Return every line below in which "宫廷小丑问" appears.

──────

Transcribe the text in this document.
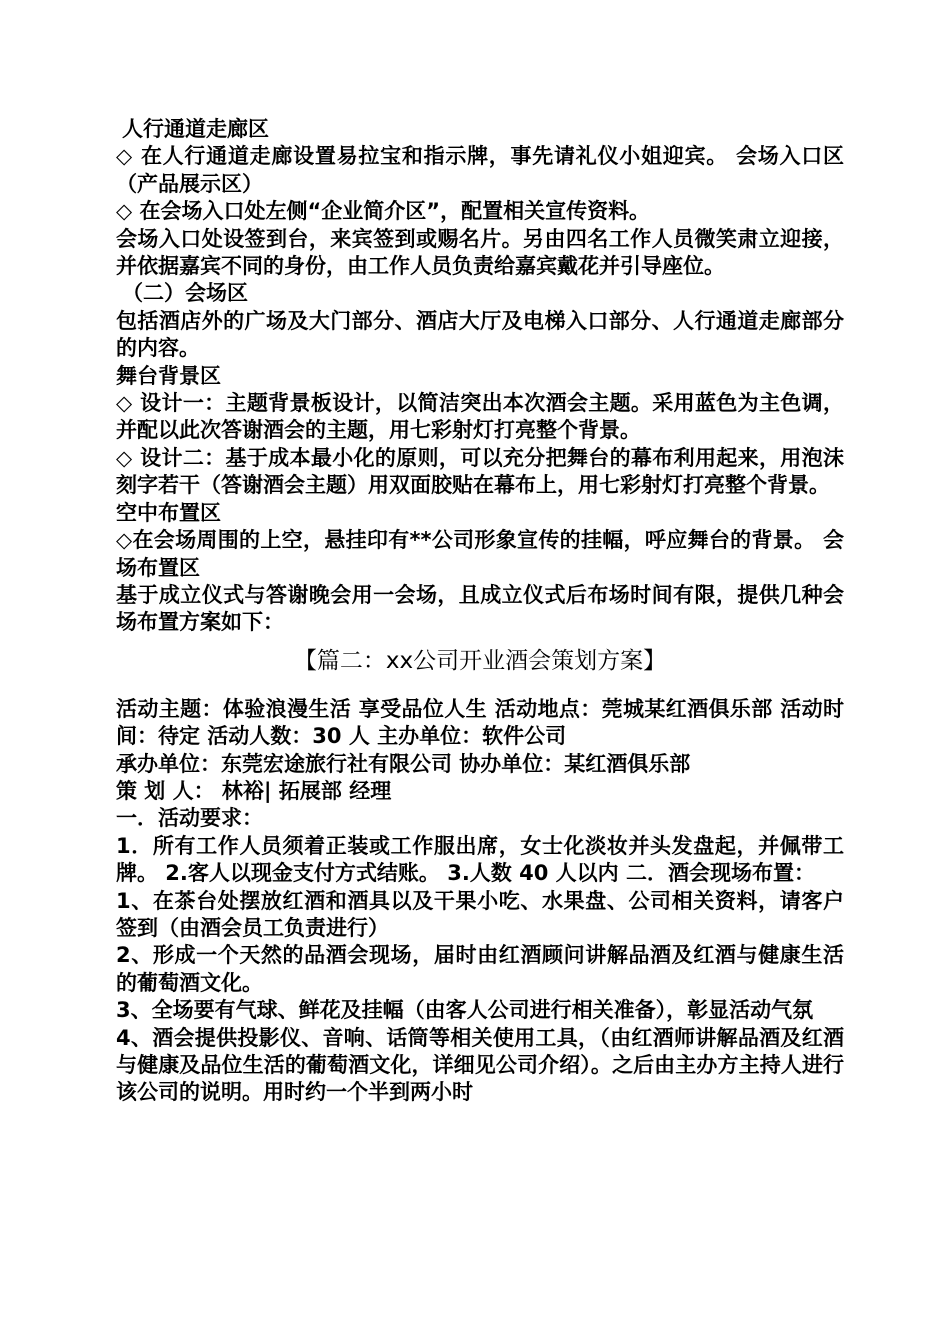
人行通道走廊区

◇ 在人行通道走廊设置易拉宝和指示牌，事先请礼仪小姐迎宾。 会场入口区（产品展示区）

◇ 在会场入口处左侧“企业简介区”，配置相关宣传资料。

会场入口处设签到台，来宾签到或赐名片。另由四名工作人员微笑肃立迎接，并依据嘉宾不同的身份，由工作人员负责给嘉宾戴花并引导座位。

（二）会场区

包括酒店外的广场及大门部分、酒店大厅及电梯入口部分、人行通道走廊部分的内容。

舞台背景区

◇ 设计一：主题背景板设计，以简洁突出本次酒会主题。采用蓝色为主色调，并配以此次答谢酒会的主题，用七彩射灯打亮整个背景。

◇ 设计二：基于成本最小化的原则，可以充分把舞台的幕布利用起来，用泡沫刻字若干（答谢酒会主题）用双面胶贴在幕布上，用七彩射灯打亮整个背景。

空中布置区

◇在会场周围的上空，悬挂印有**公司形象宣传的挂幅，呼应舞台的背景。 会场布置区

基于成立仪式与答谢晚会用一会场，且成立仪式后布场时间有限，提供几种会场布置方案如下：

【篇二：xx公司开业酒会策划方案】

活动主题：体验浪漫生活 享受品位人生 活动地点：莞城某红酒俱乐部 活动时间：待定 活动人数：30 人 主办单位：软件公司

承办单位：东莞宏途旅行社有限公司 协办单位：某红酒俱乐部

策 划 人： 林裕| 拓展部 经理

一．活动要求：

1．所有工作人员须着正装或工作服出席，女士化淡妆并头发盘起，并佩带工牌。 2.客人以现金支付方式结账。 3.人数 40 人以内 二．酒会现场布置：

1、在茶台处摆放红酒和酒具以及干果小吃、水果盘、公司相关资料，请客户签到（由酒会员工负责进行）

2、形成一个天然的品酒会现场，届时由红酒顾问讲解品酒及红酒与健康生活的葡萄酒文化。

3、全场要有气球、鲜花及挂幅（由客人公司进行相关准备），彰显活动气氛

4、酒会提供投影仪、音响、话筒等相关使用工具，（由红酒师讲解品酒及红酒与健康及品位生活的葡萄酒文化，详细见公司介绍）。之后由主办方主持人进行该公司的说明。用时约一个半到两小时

──────

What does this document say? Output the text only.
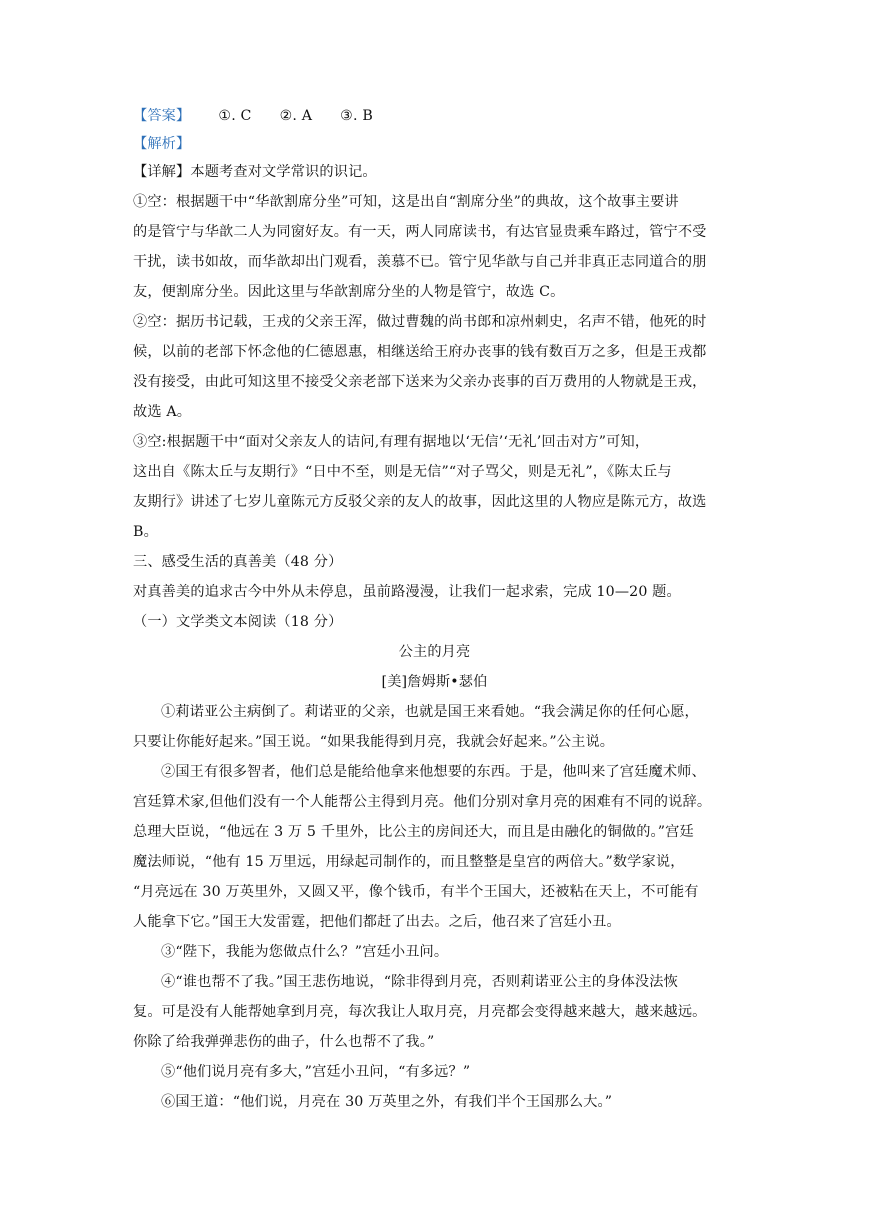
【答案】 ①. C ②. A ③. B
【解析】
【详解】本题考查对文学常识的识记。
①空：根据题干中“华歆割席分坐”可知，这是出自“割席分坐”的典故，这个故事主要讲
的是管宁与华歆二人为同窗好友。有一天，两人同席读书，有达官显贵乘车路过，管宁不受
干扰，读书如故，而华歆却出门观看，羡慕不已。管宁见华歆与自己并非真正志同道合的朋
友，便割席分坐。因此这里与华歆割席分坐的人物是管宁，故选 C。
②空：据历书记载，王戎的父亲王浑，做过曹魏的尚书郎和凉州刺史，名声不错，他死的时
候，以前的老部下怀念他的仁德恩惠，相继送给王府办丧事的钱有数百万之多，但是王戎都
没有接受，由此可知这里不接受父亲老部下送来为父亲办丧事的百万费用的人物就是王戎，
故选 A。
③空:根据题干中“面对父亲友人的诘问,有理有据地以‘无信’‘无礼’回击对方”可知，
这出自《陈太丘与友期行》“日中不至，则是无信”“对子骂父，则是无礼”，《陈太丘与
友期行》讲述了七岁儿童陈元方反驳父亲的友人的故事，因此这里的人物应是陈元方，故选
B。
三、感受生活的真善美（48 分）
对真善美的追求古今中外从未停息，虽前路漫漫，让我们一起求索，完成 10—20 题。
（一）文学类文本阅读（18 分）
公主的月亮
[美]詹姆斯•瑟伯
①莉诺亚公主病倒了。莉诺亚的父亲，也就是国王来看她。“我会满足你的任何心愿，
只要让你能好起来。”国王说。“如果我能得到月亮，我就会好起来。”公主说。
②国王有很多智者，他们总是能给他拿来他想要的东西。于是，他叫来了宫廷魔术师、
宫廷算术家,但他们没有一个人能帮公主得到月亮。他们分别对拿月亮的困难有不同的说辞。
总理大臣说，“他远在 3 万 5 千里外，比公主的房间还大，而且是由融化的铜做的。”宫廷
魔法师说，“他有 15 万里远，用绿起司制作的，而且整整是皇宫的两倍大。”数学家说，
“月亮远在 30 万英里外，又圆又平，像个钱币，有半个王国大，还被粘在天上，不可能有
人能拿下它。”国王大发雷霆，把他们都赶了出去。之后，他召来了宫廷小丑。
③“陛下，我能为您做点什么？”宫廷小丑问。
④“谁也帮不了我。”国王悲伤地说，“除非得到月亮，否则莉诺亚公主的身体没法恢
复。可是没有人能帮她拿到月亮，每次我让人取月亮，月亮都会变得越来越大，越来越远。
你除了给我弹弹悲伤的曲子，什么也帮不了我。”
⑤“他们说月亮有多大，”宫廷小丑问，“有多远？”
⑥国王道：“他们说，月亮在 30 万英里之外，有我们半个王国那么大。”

──────

Solution for this exercise:
③“陛下，我能为您做点什么？”宫廷小丑问。
⑤“他们说月亮有多大，”宫廷小丑问，“有多远？”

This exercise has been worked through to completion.